# Objective
Copy the data that follows exactly. Include no pictures.

# Stored data
---------------

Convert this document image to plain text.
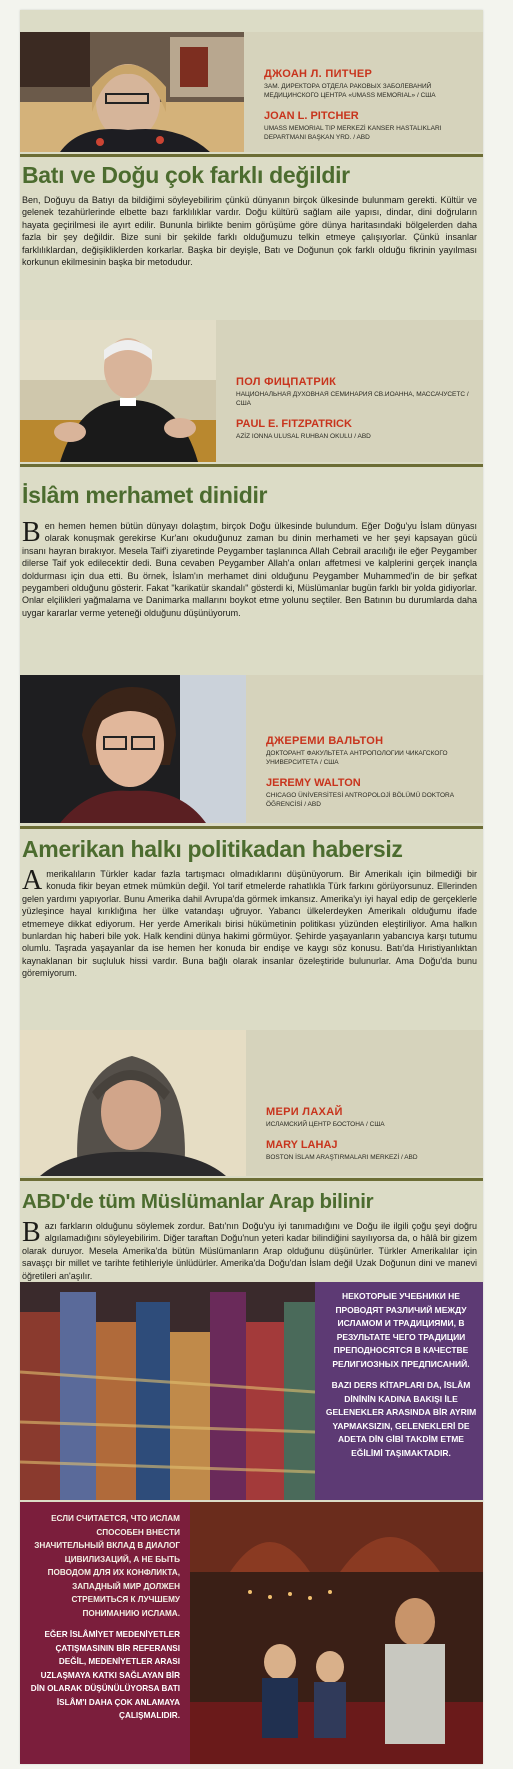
ДЖОАН Л. ПИТЧЕР
ЗАМ. ДИРЕКТОРА ОТДЕЛА РАКОВЫХ ЗАБОЛЕВАНИЙ МЕДИЦИНСКОГО ЦЕНТРА «UMASS MEMORIAL» / США
JOAN L. PITCHER
UMASS MEMORIAL TIP MERKEZİ KANSER HASTALIKLARI DEPARTMANI BAŞKAN YRD. / ABD
Batı ve Doğu çok farklı değildir
Ben, Doğuyu da Batıyı da bildiğimi söyleyebilirim çünkü dünyanın birçok ülkesinde bulunmam gerekti. Kültür ve gelenek tezahürlerinde elbette bazı farklılıklar vardır. Doğu kültürü sağlam aile yapısı, dindar, dini doğruların hayata geçirilmesi ile ayırt edilir. Bununla birlikte benim görüşüme göre dünya haritasındaki bölgelerden daha fazla bir şey değildir. Bize suni bir şekilde farklı olduğumuzu telkin etmeye çalışıyorlar. Çünkü insanlar farklılıklardan, değişikliklerden korkarlar. Başka bir deyişle, Batı ve Doğunun çok farklı olduğu fikrinin yayılması korkunun ekilmesinin başka bir metodudur.
ПОЛ ФИЦПАТРИК
НАЦИОНАЛЬНАЯ ДУХОВНАЯ СЕМИНАРИЯ СВ.ИОАННА, МАССАЧУСЕТС / США
PAUL E. FITZPATRICK
AZİZ IONNA ULUSAL RUHBAN OKULU / ABD
İslâm merhamet dinidir
Ben hemen hemen bütün dünyayı dolaştım, birçok Doğu ülkesinde bulundum. Eğer Doğu'yu İslam dünyası olarak konuşmak gerekirse Kur'anı okuduğunuz zaman bu dinin merhameti ve her şeyi kapsayan gücü insanı hayran bırakıyor. Mesela Taif'i ziyaretinde Peygamber taşlanınca Allah Cebrail aracılığı ile eğer Peygamber dilerse Taif yok edilecektir dedi. Buna cevaben Peygamber Allah'a onları affetmesi ve kalplerini gerçek inançla doldurması için dua etti. Bu örnek, İslam'ın merhamet dini olduğunu Peygamber Muhammed'in de bir şefkat peygamberi olduğunu gösterir. Fakat "karikatür skandalı" gösterdi ki, Müslümanlar bugün farklı bir yolda gidiyorlar. Onlar elçilikleri yağmalama ve Danimarka mallarını boykot etme yolunu seçtiler. Ben Batının bu durumlarda daha uygar kararlar verme yeteneği olduğunu düşünüyorum.
ДЖЕРЕМИ ВАЛЬТОН
ДОКТОРАНТ ФАКУЛЬТЕТА АНТРОПОЛОГИИ ЧИКАГСКОГО УНИВЕРСИТЕТА / США
JEREMY WALTON
CHICAGO ÜNİVERSİTESİ ANTROPOLOJİ BÖLÜMÜ DOKTORA ÖĞRENCİSİ / ABD
Amerikan halkı politikadan habersiz
Amerikalıların Türkler kadar fazla tartışmacı olmadıklarını düşünüyorum. Bir Amerikalı için bilmediği bir konuda fikir beyan etmek mümkün değil. Yol tarif etmelerde rahatlıkla Türk farkını görüyorsunuz. Ellerinden gelen yardımı yapıyorlar. Bunu Amerika dahil Avrupa'da görmek imkansız. Amerika'yı iyi hayal edip de gerçeklerle yüzleşince hayal kırıklığına her ülke vatandaşı uğruyor. Yabancı ülkelerdeyken Amerikalı olduğumu ifade etmemeye dikkat ediyorum. Her yerde Amerikalı birisi hükümetinin politikası yüzünden eleştiriliyor. Ama halkın bunlardan hiç haberi bile yok. Halk kendini dünya hakimi görmüyor. Şehirde yaşayanların yabancıya karşı tutumu olumlu. Taşrada yaşayanlar da ise hemen her konuda bir endişe ve kaygı söz konusu. Batı'da Hıristiyanlıktan kaynaklanan bir suçluluk hissi vardır. Buna bağlı olarak insanlar özeleştiride bulunurlar. Ama Doğu'da bunu göremiyorum.
МЕРИ ЛАХАЙ
ИСЛАМСКИЙ ЦЕНТР БОСТОНА / США
MARY LAHAJ
BOSTON İSLAM ARAŞTIRMALARI MERKEZİ / ABD
ABD'de tüm Müslümanlar Arap bilinir
Bazı farkların olduğunu söylemek zordur. Batı'nın Doğu'yu iyi tanımadığını ve Doğu ile ilgili çoğu şeyi doğru algılamadığını söyleyebilirim. Diğer taraftan Doğu'nun yeteri kadar bilindiğini sayılıyorsa da, o hâlâ bir gizem olarak duruyor. Mesela Amerika'da bütün Müslümanların Arap olduğunu düşünürler. Türkler Amerikalılar için savaşçı bir millet ve tarihte fetihleriyle ünlüdürler. Amerika'da Doğu'dan İslam değil Uzak Doğunun dini ve manevi öğretileri an'aşılır.
НЕКОТОРЫЕ УЧЕБНИКИ НЕ ПРОВОДЯТ РАЗЛИЧИЙ МЕЖДУ ИСЛАМОМ И ТРАДИЦИЯМИ, В РЕЗУЛЬТАТЕ ЧЕГО ТРАДИЦИИ ПРЕПОДНОСЯТСЯ В КАЧЕСТВЕ РЕЛИГИОЗНЫХ ПРЕДПИСАНИЙ.
BAZI DERS KİTAPLARI DA, İSLÂM DİNİNİN KADINA BAKIŞI İLE GELENEKLER ARASINDA BİR AYRIM YAPMAKSIZIN, GELENEKLERİ DE ADETA DİN GİBİ TAKDİM ETME EĞİLİMİ TAŞIMAKTADIR.
ЕСЛИ СЧИТАЕТСЯ, ЧТО ИСЛАМ СПОСОБЕН ВНЕСТИ ЗНАЧИТЕЛЬНЫЙ ВКЛАД В ДИАЛОГ ЦИВИЛИЗАЦИЙ, А НЕ БЫТЬ ПОВОДОМ ДЛЯ ИХ КОНФЛИКТА, ЗАПАДНЫЙ МИР ДОЛЖЕН СТРЕМИТЬСЯ К ЛУЧШЕМУ ПОНИМАНИЮ ИСЛАМА.
EĞER İSLÂMİYET MEDENİYETLER ÇATIŞMASININ BİR REFERANSI DEĞİL, MEDENİYETLER ARASI UZLAŞMAYA KATKI SAĞLAYAN BİR DİN OLARAK DÜŞÜNÜLÜYORSA BATI İSLÂM'I DAHA ÇOK ANLAMAYA ÇALIŞMALIDIR.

---------------

# Correct answer
Convert this document image to plain text.
ДЖОАН Л. ПИТЧЕР
ЗАМ. ДИРЕКТОРА ОТДЕЛА РАКОВЫХ ЗАБОЛЕВАНИЙ МЕДИЦИНСКОГО ЦЕНТРА «UMASS MEMORIAL» / США
JOAN L. PITCHER
UMASS MEMORIAL TIP MERKEZİ KANSER HASTALIKLARI DEPARTMANI BAŞKAN YRD. / ABD
Batı ve Doğu çok farklı değildir
Ben, Doğuyu da Batıyı da bildiğimi söyleyebilirim çünkü dünyanın birçok ülkesinde bulunmam gerekti. Kültür ve gelenek tezahürlerinde elbette bazı farklılıklar vardır. Doğu kültürü sağlam aile yapısı, dindar, dini doğruların hayata geçirilmesi ile ayırt edilir. Bununla birlikte benim görüşüme göre dünya haritasındaki bölgelerden daha fazla bir şey değildir. Bize suni bir şekilde farklı olduğumuzu telkin etmeye çalışıyorlar. Çünkü insanlar farklılıklardan, değişikliklerden korkarlar. Başka bir deyişle, Batı ve Doğunun çok farklı olduğu fikrinin yayılması korkunun ekilmesinin başka bir metodudur.
ПОЛ ФИЦПАТРИК
НАЦИОНАЛЬНАЯ ДУХОВНАЯ СЕМИНАРИЯ СВ.ИОАННА, МАССАЧУСЕТС / США
PAUL E. FITZPATRICK
AZİZ IONNA ULUSAL RUHBAN OKULU / ABD
İslâm merhamet dinidir
Ben hemen hemen bütün dünyayı dolaştım, birçok Doğu ülkesinde bulundum. Eğer Doğu'yu İslam dünyası olarak konuşmak gerekirse Kur'anı okuduğunuz zaman bu dinin merhameti ve her şeyi kapsayan gücü insanı hayran bırakıyor. Mesela Taif'i ziyaretinde Peygamber taşlanınca Allah Cebrail aracılığı ile eğer Peygamber dilerse Taif yok edilecektir dedi. Buna cevaben Peygamber Allah'a onları affetmesi ve kalplerini gerçek inançla doldurması için dua etti. Bu örnek, İslam'ın merhamet dini olduğunu Peygamber Muhammed'in de bir şefkat peygamberi olduğunu gösterir. Fakat "karikatür skandalı" gösterdi ki, Müslümanlar bugün farklı bir yolda gidiyorlar. Onlar elçilikleri yağmalama ve Danimarka mallarını boykot etme yolunu seçtiler. Ben Batının bu durumlarda daha uygar kararlar verme yeteneği olduğunu düşünüyorum.
ДЖЕРЕМИ ВАЛЬТОН
ДОКТОРАНТ ФАКУЛЬТЕТА АНТРОПОЛОГИИ ЧИКАГСКОГО УНИВЕРСИТЕТА / США
JEREMY WALTON
CHICAGO ÜNİVERSİTESİ ANTROPOLOJİ BÖLÜMÜ DOKTORA ÖĞRENCİSİ / ABD
Amerikan halkı politikadan habersiz
Amerikalıların Türkler kadar fazla tartışmacı olmadıklarını düşünüyorum. Bir Amerikalı için bilmediği bir konuda fikir beyan etmek mümkün değil. Yol tarif etmelerde rahatlıkla Türk farkını görüyorsunuz. Ellerinden gelen yardımı yapıyorlar. Bunu Amerika dahil Avrupa'da görmek imkansız. Amerika'yı iyi hayal edip de gerçeklerle yüzleşince hayal kırıklığına her ülke vatandaşı uğruyor. Yabancı ülkelerdeyken Amerikalı olduğumu ifade etmemeye dikkat ediyorum. Her yerde Amerikalı birisi hükümetinin politikası yüzünden eleştiriliyor. Ama halkın bunlardan hiç haberi bile yok. Halk kendini dünya hakimi görmüyor. Şehirde yaşayanların yabancıya karşı tutumu olumlu. Taşrada yaşayanlar da ise hemen her konuda bir endişe ve kaygı söz konusu. Batı'da Hıristiyanlıktan kaynaklanan bir suçluluk hissi vardır. Buna bağlı olarak insanlar özeleştiride bulunurlar. Ama Doğu'da bunu göremiyorum.
МЕРИ ЛАХАЙ
ИСЛАМСКИЙ ЦЕНТР БОСТОНА / США
MARY LAHAJ
BOSTON İSLAM ARAŞTIRMALARI MERKEZİ / ABD
ABD'de tüm Müslümanlar Arap bilinir
Bazı farkların olduğunu söylemek zordur. Batı'nın Doğu'yu iyi tanımadığını ve Doğu ile ilgili çoğu şeyi doğru algılamadığını söyleyebilirim. Diğer taraftan Doğu'nun yeteri kadar bilindiğini sayılıyorsa da, o hâlâ bir gizem olarak duruyor. Mesela Amerika'da bütün Müslümanların Arap olduğunu düşünürler. Türkler Amerikalılar için savaşçı bir millet ve tarihte fetihleriyle ünlüdürler. Amerika'da Doğu'dan İslam değil Uzak Doğunun dini ve manevi öğretileri an'aşılır.
НЕКОТОРЫЕ УЧЕБНИКИ НЕ ПРОВОДЯТ РАЗЛИЧИЙ МЕЖДУ ИСЛАМОМ И ТРАДИЦИЯМИ, В РЕЗУЛЬТАТЕ ЧЕГО ТРАДИЦИИ ПРЕПОДНОСЯТСЯ В КАЧЕСТВЕ РЕЛИГИОЗНЫХ ПРЕДПИСАНИЙ.
BAZI DERS KİTAPLARI DA, İSLÂM DİNİNİN KADINA BAKIŞI İLE GELENEKLER ARASINDA BİR AYRIM YAPMAKSIZIN, GELENEKLERİ DE ADETA DİN GİBİ TAKDİM ETME EĞİLİMİ TAŞIMAKTADIR.
ЕСЛИ СЧИТАЕТСЯ, ЧТО ИСЛАМ СПОСОБЕН ВНЕСТИ ЗНАЧИТЕЛЬНЫЙ ВКЛАД В ДИАЛОГ ЦИВИЛИЗАЦИЙ, А НЕ БЫТЬ ПОВОДОМ ДЛЯ ИХ КОНФЛИКТА, ЗАПАДНЫЙ МИР ДОЛЖЕН СТРЕМИТЬСЯ К ЛУЧШЕМУ ПОНИМАНИЮ ИСЛАМА.
EĞER İSLÂMİYET MEDENİYETLER ÇATIŞMASININ BİR REFERANSI DEĞİL, MEDENİYETLER ARASI UZLAŞMAYA KATKI SAĞLAYAN BİR DİN OLARAK DÜŞÜNÜLÜYORSA BATI İSLÂM'I DAHA ÇOK ANLAMAYA ÇALIŞMALIDIR.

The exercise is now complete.